EXERCISE TASK –
Only a number is required: how many lines of the material contain the word "services"?
RAW DATA start
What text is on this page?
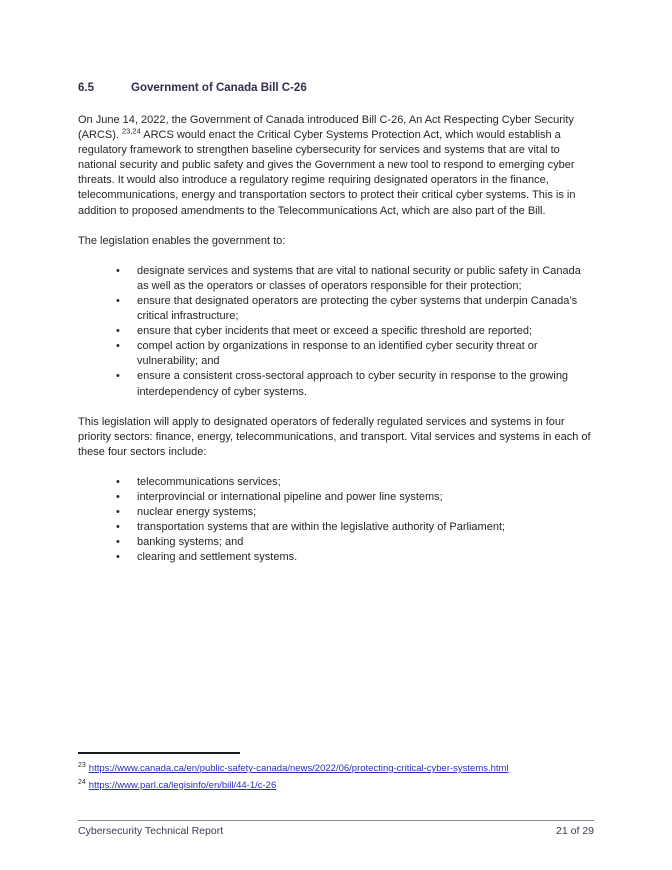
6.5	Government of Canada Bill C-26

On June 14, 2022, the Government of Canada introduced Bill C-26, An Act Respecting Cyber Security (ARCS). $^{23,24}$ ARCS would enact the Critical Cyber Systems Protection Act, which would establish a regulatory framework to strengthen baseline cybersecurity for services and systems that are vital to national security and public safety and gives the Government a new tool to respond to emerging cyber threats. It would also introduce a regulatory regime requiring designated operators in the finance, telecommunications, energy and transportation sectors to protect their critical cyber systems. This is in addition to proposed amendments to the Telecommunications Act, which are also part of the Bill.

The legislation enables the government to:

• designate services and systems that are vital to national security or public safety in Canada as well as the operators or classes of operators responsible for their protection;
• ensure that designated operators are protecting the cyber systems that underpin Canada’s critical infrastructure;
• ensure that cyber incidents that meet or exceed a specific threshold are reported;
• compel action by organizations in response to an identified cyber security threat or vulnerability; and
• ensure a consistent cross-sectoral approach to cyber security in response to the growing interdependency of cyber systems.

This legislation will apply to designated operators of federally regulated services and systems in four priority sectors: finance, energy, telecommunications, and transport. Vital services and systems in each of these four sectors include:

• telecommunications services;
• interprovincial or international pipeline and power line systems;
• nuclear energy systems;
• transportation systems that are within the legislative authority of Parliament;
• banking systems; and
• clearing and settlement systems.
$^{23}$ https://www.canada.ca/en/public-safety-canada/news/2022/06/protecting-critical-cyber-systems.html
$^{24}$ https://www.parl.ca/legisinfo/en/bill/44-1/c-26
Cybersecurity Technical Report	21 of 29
RAW DATA end
RAW DATA start
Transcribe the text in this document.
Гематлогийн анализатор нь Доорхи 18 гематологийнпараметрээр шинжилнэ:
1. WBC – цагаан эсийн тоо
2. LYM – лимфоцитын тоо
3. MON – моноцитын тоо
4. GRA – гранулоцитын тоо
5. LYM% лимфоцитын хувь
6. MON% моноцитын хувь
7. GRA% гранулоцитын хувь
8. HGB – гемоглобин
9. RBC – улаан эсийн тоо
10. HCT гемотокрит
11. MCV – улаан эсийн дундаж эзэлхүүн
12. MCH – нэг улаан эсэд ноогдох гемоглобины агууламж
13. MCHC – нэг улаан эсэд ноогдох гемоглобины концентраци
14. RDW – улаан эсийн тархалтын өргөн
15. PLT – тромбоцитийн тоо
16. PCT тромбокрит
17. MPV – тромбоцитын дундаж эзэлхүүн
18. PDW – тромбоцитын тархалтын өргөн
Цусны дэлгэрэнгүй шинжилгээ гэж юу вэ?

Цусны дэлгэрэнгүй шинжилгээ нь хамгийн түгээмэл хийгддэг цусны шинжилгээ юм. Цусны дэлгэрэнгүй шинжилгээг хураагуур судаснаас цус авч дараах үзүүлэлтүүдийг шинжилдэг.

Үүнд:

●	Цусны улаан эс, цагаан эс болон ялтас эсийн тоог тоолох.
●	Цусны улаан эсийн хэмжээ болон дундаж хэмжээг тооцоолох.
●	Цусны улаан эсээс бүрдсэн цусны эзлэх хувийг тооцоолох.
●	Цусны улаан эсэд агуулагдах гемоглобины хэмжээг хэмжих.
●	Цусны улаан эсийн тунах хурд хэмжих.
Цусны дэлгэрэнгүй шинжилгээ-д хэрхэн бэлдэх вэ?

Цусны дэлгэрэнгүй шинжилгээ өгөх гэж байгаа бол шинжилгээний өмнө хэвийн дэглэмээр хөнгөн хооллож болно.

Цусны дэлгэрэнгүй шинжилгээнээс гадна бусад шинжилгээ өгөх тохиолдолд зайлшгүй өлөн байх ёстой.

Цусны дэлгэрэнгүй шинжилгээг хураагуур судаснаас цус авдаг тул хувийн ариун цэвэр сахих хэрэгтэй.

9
RAW DATA end
OUTPUT BELOW –
4